> **Records for the task**
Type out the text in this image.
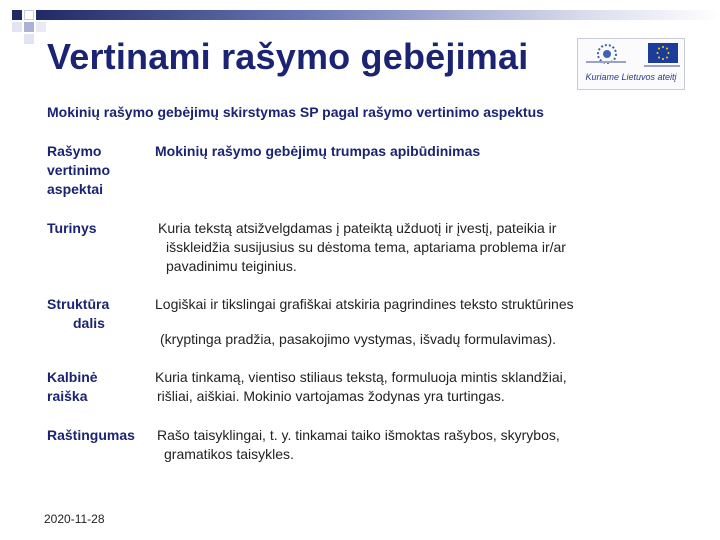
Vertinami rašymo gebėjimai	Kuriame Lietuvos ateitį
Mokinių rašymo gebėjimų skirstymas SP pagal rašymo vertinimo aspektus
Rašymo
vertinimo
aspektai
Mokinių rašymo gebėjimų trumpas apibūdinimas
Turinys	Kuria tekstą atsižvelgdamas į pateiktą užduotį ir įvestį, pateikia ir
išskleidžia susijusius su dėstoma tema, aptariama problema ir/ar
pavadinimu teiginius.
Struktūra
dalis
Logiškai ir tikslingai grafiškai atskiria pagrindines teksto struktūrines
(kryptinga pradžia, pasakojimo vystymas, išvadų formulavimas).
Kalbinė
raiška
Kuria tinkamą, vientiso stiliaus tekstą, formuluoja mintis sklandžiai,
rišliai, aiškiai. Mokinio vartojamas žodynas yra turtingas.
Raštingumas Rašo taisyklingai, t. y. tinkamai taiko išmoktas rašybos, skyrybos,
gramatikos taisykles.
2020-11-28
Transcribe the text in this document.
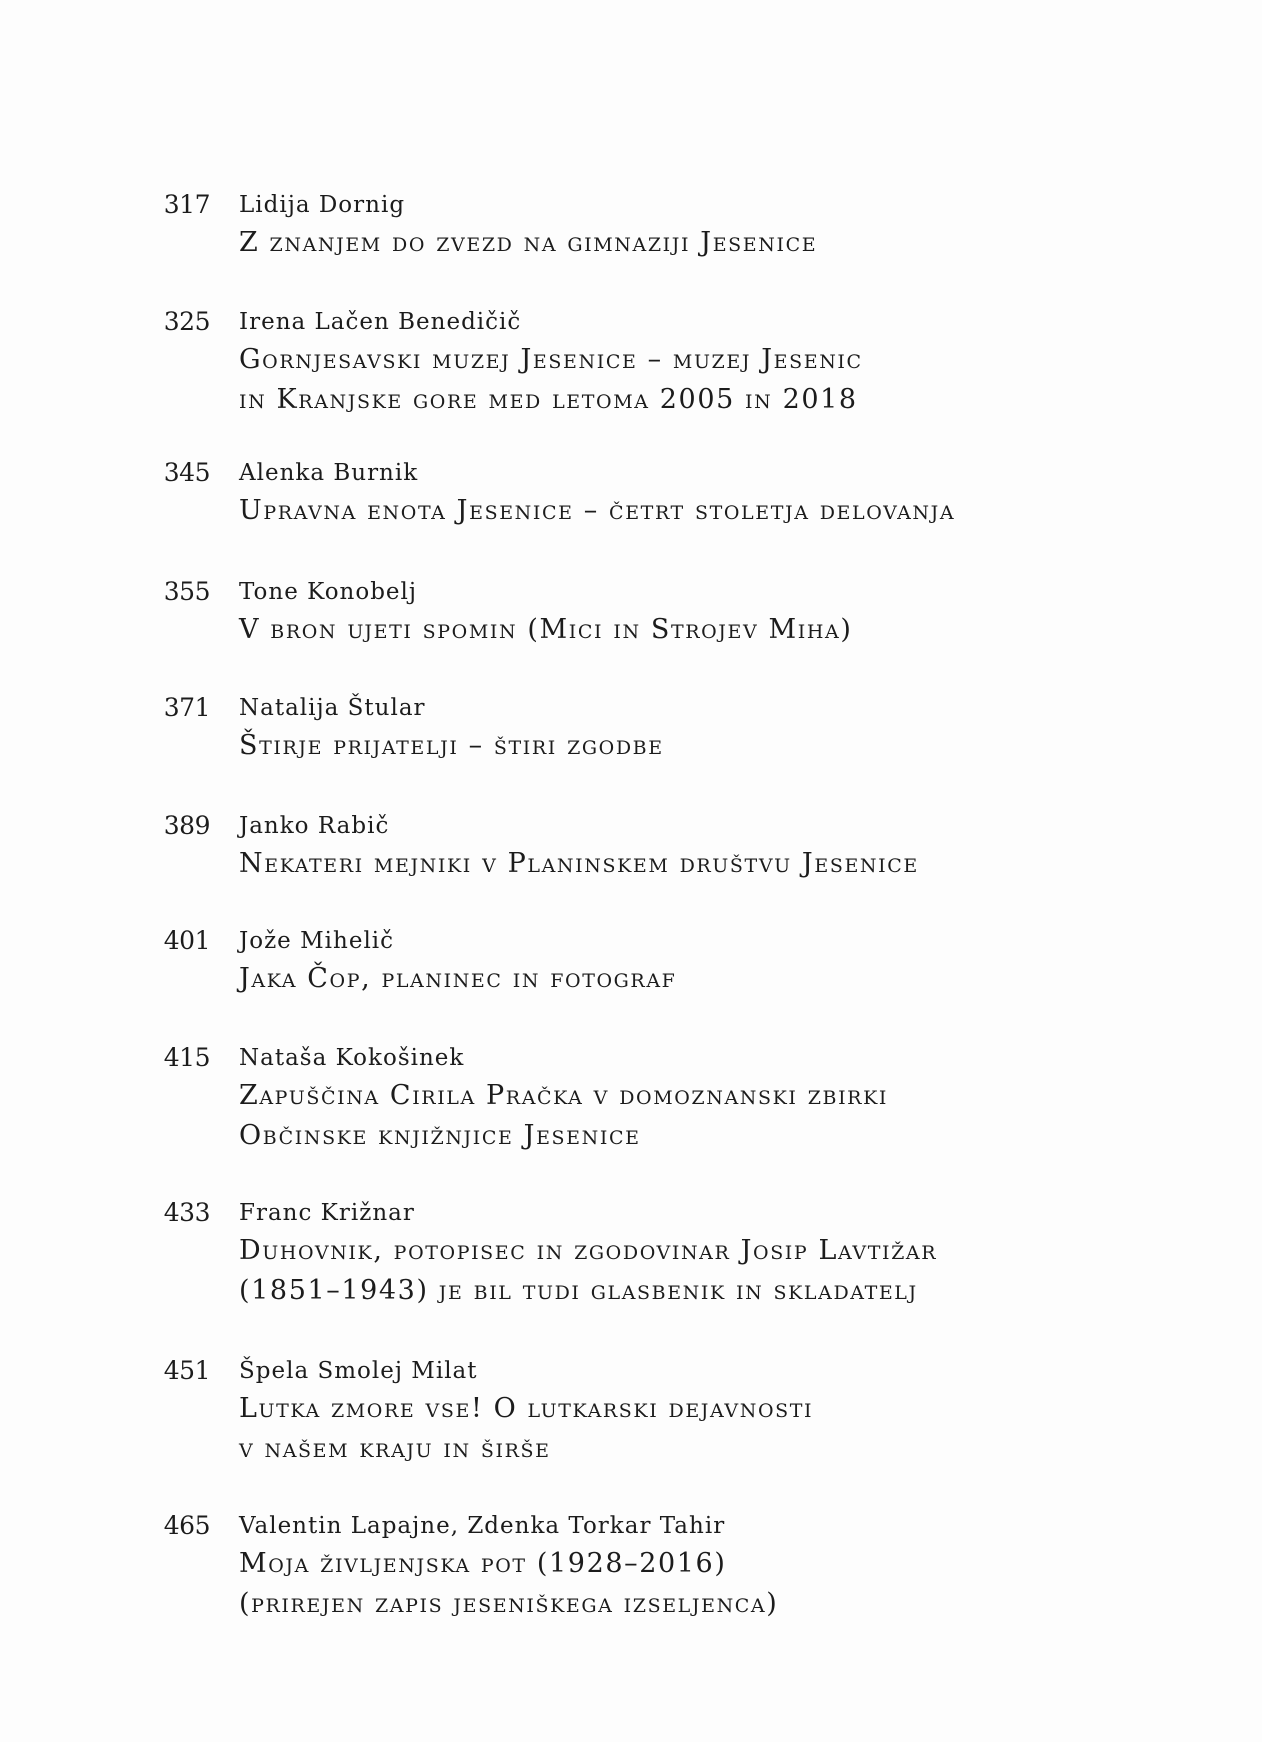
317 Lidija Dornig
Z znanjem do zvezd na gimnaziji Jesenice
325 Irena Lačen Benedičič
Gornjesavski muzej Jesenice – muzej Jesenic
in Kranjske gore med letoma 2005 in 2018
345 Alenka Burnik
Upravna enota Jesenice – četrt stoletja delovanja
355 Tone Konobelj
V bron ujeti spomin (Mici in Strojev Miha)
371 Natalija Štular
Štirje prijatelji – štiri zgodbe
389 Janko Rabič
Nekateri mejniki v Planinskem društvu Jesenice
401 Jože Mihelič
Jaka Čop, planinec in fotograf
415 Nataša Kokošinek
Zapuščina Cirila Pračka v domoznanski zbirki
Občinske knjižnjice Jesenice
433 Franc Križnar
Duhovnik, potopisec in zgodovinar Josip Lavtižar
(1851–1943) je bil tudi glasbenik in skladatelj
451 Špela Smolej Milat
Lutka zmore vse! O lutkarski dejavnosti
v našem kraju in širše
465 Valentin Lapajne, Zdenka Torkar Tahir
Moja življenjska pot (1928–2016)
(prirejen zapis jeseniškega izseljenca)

==

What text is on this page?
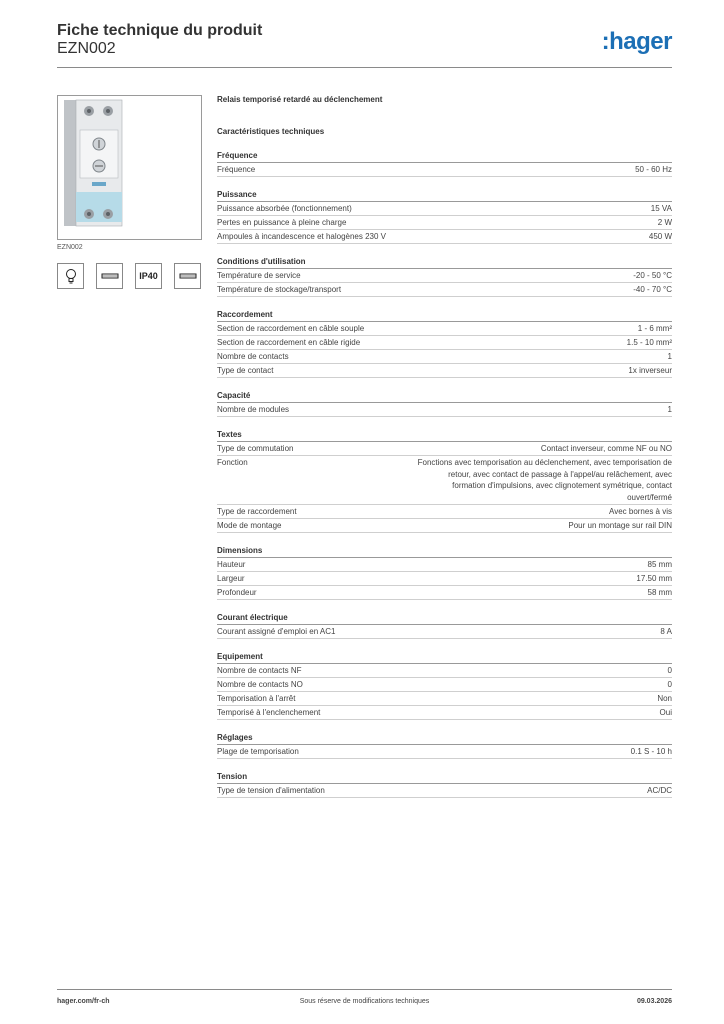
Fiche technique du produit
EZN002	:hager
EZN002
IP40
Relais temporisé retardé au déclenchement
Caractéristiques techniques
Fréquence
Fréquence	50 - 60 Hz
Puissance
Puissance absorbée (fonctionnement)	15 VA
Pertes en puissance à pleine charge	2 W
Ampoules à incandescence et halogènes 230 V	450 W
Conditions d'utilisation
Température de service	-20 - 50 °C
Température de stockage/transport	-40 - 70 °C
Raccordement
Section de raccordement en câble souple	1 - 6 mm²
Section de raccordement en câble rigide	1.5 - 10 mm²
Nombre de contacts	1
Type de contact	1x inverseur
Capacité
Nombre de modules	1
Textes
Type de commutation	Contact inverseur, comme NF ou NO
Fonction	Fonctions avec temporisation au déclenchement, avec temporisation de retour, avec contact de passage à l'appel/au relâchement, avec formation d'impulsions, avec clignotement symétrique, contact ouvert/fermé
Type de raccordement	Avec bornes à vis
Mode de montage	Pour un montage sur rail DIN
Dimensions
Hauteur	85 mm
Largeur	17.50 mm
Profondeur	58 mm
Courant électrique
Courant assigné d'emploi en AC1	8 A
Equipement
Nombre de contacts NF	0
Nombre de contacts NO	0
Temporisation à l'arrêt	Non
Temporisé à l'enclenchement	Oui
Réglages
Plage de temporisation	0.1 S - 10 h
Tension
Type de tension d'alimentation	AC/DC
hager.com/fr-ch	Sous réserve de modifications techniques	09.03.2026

> **Requirements**
Search the data above for the string "this" and copy each line that has it.

> **Full response**
Type out the text in this image.
Transcribe the text in this document.
What text is on this page?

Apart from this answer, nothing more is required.